**Your goal**
Find every line below that contains the word "swatch", matching case, and copy each one in full.

**Data for this task**
** begin **

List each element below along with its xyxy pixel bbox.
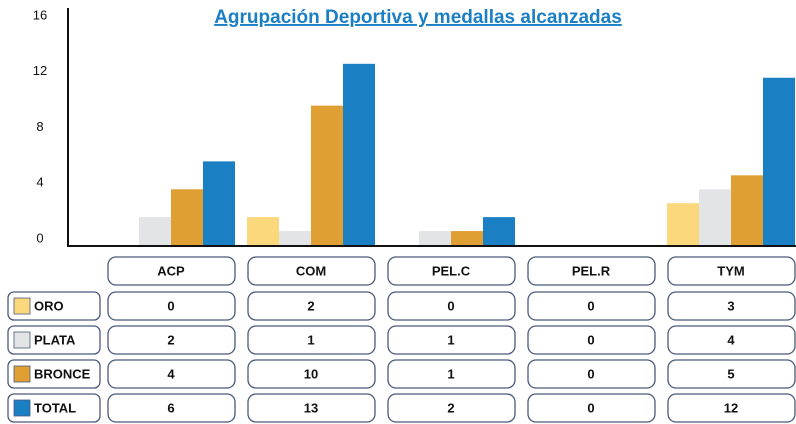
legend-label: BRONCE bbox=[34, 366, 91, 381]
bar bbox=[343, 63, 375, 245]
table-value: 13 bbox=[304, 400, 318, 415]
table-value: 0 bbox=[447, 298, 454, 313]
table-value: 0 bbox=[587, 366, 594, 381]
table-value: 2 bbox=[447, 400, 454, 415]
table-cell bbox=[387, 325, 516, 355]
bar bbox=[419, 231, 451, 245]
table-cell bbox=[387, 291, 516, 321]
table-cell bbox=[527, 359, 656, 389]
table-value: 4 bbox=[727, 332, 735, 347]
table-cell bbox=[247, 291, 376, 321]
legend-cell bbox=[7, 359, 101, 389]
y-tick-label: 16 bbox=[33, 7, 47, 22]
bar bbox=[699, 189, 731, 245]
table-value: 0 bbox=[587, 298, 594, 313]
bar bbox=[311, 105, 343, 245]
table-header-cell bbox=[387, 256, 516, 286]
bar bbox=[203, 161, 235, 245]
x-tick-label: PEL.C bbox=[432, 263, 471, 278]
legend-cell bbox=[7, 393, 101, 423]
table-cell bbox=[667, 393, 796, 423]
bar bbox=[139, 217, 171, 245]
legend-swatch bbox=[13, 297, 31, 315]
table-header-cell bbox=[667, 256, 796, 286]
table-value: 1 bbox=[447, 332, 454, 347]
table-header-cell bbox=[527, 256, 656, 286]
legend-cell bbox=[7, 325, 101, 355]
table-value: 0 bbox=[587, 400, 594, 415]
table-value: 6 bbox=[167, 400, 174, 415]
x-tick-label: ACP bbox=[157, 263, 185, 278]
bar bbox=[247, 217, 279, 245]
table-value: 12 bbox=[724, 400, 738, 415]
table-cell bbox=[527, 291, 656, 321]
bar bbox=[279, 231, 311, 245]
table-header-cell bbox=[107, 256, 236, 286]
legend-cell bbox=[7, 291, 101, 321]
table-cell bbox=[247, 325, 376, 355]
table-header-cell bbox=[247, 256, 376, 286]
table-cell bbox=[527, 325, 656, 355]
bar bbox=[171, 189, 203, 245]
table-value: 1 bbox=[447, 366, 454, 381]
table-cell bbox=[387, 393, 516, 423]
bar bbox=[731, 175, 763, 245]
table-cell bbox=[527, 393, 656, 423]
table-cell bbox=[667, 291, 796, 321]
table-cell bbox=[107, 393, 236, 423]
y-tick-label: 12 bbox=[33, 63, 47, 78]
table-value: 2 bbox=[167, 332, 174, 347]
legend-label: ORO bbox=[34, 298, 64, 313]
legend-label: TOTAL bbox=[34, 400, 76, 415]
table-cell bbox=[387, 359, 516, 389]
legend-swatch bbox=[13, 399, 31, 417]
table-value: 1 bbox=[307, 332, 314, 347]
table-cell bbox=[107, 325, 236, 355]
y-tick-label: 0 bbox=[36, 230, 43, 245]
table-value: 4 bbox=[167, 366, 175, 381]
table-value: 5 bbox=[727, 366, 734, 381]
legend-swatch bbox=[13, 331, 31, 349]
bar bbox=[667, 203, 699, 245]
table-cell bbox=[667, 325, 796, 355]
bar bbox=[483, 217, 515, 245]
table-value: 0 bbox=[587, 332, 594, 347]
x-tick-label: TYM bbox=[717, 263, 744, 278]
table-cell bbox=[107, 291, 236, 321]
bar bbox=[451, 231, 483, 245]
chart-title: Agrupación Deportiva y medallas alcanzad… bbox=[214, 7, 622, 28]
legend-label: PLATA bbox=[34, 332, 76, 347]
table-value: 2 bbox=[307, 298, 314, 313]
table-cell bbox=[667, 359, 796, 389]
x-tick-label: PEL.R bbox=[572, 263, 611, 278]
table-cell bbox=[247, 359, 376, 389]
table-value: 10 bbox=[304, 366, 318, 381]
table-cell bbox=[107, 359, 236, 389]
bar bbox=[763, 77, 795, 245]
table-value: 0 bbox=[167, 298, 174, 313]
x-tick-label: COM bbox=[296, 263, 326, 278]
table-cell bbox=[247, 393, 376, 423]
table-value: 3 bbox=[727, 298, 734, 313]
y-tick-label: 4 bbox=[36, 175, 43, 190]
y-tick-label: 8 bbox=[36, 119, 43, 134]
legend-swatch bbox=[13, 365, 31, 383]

** end **
** begin **

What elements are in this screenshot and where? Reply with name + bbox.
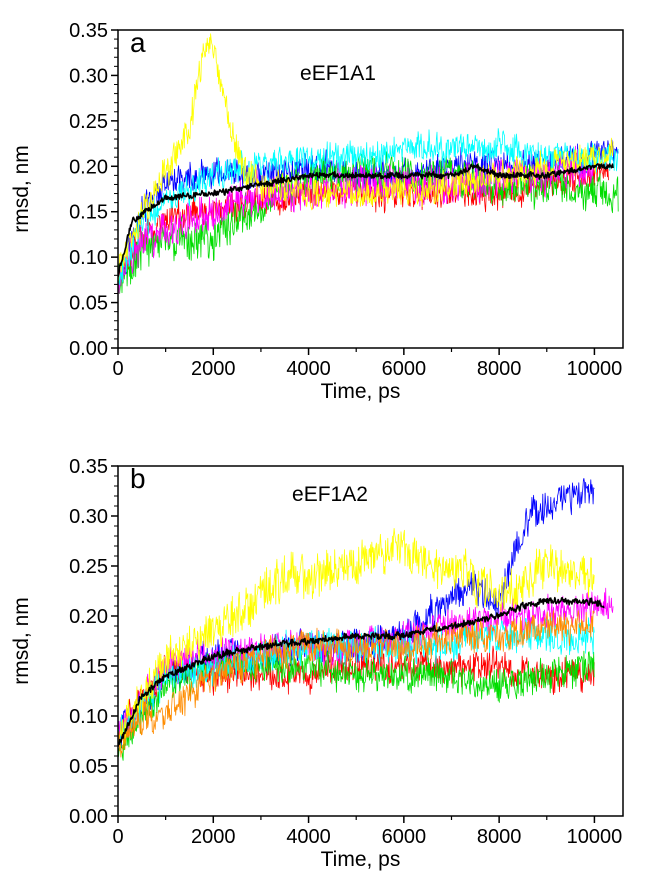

** end **

**Right answer**
legend-swatch bbox=[13, 297, 31, 315]
legend-swatch bbox=[13, 399, 31, 417]
legend-swatch bbox=[13, 331, 31, 349]
legend-swatch bbox=[13, 365, 31, 383]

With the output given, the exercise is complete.